What the task requires: Transcribe the material below exactly as it appears.

------ Data excerpts ------

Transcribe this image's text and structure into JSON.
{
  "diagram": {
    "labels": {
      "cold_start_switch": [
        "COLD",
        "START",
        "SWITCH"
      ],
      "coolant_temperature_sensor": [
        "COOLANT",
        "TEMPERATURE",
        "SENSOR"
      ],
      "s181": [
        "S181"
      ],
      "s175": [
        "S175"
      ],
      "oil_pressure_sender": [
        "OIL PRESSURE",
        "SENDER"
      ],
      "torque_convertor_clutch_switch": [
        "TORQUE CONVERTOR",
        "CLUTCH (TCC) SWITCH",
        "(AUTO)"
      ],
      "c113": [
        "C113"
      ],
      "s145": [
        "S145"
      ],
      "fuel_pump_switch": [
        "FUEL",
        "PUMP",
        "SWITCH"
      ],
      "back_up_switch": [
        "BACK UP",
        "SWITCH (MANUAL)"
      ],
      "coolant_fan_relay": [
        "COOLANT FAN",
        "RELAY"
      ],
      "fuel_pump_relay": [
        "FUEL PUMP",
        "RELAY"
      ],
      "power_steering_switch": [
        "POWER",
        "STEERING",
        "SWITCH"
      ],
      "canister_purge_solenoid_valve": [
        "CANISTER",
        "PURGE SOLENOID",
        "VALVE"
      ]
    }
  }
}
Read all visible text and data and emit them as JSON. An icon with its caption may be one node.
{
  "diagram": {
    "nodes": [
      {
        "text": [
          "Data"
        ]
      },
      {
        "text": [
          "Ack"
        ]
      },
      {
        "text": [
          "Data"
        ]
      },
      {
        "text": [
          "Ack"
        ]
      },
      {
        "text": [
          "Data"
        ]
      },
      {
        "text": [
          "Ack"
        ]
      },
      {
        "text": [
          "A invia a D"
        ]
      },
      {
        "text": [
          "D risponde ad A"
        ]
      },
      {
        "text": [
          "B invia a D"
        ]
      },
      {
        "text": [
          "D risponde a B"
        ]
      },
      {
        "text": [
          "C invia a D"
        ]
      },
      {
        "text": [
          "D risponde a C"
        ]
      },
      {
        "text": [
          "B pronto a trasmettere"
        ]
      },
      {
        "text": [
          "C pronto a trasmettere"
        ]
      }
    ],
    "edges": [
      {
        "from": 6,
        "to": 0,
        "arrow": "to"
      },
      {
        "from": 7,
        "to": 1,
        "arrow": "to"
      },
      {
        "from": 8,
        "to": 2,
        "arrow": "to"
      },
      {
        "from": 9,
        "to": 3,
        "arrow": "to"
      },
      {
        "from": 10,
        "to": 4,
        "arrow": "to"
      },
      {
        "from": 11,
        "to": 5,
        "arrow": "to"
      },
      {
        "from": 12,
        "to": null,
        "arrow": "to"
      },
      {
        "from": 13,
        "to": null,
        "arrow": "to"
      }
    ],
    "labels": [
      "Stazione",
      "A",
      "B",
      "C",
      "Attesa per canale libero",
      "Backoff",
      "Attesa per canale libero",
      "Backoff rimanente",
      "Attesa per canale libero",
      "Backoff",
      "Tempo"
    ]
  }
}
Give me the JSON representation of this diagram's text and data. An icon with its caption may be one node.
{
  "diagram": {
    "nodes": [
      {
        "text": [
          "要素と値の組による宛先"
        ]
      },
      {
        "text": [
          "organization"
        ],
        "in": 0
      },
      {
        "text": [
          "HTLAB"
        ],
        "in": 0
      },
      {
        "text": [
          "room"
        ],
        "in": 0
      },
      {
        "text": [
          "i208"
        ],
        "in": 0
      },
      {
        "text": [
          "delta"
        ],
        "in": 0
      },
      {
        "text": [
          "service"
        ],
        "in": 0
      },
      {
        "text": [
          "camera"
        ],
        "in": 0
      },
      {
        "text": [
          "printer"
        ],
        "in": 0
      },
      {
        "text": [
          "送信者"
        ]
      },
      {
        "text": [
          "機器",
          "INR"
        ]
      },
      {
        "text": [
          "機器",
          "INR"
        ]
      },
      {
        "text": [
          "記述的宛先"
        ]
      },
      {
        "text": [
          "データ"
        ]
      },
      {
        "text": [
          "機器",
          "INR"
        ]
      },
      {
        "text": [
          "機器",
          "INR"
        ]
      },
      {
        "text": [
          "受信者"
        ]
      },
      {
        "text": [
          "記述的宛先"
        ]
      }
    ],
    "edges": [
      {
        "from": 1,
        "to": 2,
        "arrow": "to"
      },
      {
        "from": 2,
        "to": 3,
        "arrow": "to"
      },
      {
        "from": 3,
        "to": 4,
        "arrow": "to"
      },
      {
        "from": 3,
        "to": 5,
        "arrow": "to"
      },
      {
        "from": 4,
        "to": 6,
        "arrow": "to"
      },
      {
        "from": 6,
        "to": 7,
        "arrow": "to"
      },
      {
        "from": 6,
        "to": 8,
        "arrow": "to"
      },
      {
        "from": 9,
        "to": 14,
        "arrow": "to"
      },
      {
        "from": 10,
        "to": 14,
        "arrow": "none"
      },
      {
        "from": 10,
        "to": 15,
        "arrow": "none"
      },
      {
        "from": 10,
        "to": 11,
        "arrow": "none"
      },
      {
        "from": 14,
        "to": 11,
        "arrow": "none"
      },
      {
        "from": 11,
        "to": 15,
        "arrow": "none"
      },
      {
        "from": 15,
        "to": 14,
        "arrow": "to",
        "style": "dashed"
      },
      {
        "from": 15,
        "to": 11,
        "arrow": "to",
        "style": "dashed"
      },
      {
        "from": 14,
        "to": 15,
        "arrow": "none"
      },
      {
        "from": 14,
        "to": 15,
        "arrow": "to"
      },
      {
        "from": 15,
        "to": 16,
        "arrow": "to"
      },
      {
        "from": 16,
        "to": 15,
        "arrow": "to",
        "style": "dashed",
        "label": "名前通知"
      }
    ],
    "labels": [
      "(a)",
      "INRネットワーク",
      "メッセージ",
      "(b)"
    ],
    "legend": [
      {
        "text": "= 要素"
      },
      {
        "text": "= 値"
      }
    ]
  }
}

------

Correct result:
Transcribe this image's text and structure into JSON.
{
  "diagram": {
    "labels": {
      "cold_start_switch": [
        "COLD",
        "START",
        "SWITCH"
      ],
      "coolant_temperature_sensor": [
        "COOLANT",
        "TEMPERATURE",
        "SENSOR"
      ],
      "s181": [
        "S181"
      ],
      "s175": [
        "S175"
      ],
      "oil_pressure_sender": [
        "OIL PRESSURE",
        "SENDER"
      ],
      "torque_convertor_clutch_switch": [
        "TORQUE CONVERTOR",
        "CLUTCH (TCC) SWITCH",
        "(AUTO)"
      ],
      "c113": [
        "C113"
      ],
      "s145": [
        "S145"
      ],
      "fuel_pump_switch": [
        "FUEL",
        "PUMP",
        "SWITCH"
      ],
      "back_up_switch": [
        "BACK UP",
        "SWITCH (MANUAL)"
      ],
      "coolant_fan_relay": [
        "COOLANT FAN",
        "RELAY"
      ],
      "fuel_pump_relay": [
        "FUEL PUMP",
        "RELAY"
      ],
      "power_steering_switch": [
        "POWER",
        "STEERING",
        "SWITCH"
      ],
      "canister_purge_solenoid_valve": [
        "CANISTER",
        "PURGE SOLENOID",
        "VALVE"
      ]
    }
  }
}
Read all visible text and data and emit them as JSON. An icon with its caption may be one node.
{
  "diagram": {
    "nodes": [
      {
        "text": [
          "Data"
        ]
      },
      {
        "text": [
          "Ack"
        ]
      },
      {
        "text": [
          "Data"
        ]
      },
      {
        "text": [
          "Ack"
        ]
      },
      {
        "text": [
          "Data"
        ]
      },
      {
        "text": [
          "Ack"
        ]
      },
      {
        "text": [
          "A invia a D"
        ]
      },
      {
        "text": [
          "D risponde ad A"
        ]
      },
      {
        "text": [
          "B invia a D"
        ]
      },
      {
        "text": [
          "D risponde a B"
        ]
      },
      {
        "text": [
          "C invia a D"
        ]
      },
      {
        "text": [
          "D risponde a C"
        ]
      },
      {
        "text": [
          "B pronto a trasmettere"
        ]
      },
      {
        "text": [
          "C pronto a trasmettere"
        ]
      }
    ],
    "edges": [
      {
        "from": 6,
        "to": 0,
        "arrow": "to"
      },
      {
        "from": 7,
        "to": 1,
        "arrow": "to"
      },
      {
        "from": 8,
        "to": 2,
        "arrow": "to"
      },
      {
        "from": 9,
        "to": 3,
        "arrow": "to"
      },
      {
        "from": 10,
        "to": 4,
        "arrow": "to"
      },
      {
        "from": 11,
        "to": 5,
        "arrow": "to"
      },
      {
        "from": 12,
        "to": null,
        "arrow": "to"
      },
      {
        "from": 13,
        "to": null,
        "arrow": "to"
      }
    ],
    "labels": [
      "Stazione",
      "A",
      "B",
      "C",
      "Attesa per canale libero",
      "Backoff",
      "Attesa per canale libero",
      "Backoff rimanente",
      "Attesa per canale libero",
      "Backoff",
      "Tempo"
    ]
  }
}
Give me the JSON representation of this diagram's text and data. An icon with its caption may be one node.
{
  "diagram": {
    "nodes": [
      {
        "text": [
          "要素と値の組による宛先"
        ]
      },
      {
        "text": [
          "organization"
        ],
        "in": 0
      },
      {
        "text": [
          "HTLAB"
        ],
        "in": 0
      },
      {
        "text": [
          "room"
        ],
        "in": 0
      },
      {
        "text": [
          "i208"
        ],
        "in": 0
      },
      {
        "text": [
          "delta"
        ],
        "in": 0
      },
      {
        "text": [
          "service"
        ],
        "in": 0
      },
      {
        "text": [
          "camera"
        ],
        "in": 0
      },
      {
        "text": [
          "printer"
        ],
        "in": 0
      },
      {
        "text": [
          "送信者"
        ]
      },
      {
        "text": [
          "機器",
          "INR"
        ]
      },
      {
        "text": [
          "機器",
          "INR"
        ]
      },
      {
        "text": [
          "記述的宛先"
        ]
      },
      {
        "text": [
          "データ"
        ]
      },
      {
        "text": [
          "機器",
          "INR"
        ]
      },
      {
        "text": [
          "機器",
          "INR"
        ]
      },
      {
        "text": [
          "受信者"
        ]
      },
      {
        "text": [
          "記述的宛先"
        ]
      }
    ],
    "edges": [
      {
        "from": 1,
        "to": 2,
        "arrow": "to"
      },
      {
        "from": 2,
        "to": 3,
        "arrow": "to"
      },
      {
        "from": 3,
        "to": 4,
        "arrow": "to"
      },
      {
        "from": 3,
        "to": 5,
        "arrow": "to"
      },
      {
        "from": 4,
        "to": 6,
        "arrow": "to"
      },
      {
        "from": 6,
        "to": 7,
        "arrow": "to"
      },
      {
        "from": 6,
        "to": 8,
        "arrow": "to"
      },
      {
        "from": 9,
        "to": 14,
        "arrow": "to"
      },
      {
        "from": 10,
        "to": 14,
        "arrow": "none"
      },
      {
        "from": 10,
        "to": 15,
        "arrow": "none"
      },
      {
        "from": 10,
        "to": 11,
        "arrow": "none"
      },
      {
        "from": 14,
        "to": 11,
        "arrow": "none"
      },
      {
        "from": 11,
        "to": 15,
        "arrow": "none"
      },
      {
        "from": 15,
        "to": 14,
        "arrow": "to",
        "style": "dashed"
      },
      {
        "from": 15,
        "to": 11,
        "arrow": "to",
        "style": "dashed"
      },
      {
        "from": 14,
        "to": 15,
        "arrow": "none"
      },
      {
        "from": 14,
        "to": 15,
        "arrow": "to"
      },
      {
        "from": 15,
        "to": 16,
        "arrow": "to"
      },
      {
        "from": 16,
        "to": 15,
        "arrow": "to",
        "style": "dashed",
        "label": "名前通知"
      }
    ],
    "labels": [
      "(a)",
      "INRネットワーク",
      "メッセージ",
      "(b)"
    ],
    "legend": [
      {
        "text": "= 要素"
      },
      {
        "text": "= 値"
      }
    ]
  }
}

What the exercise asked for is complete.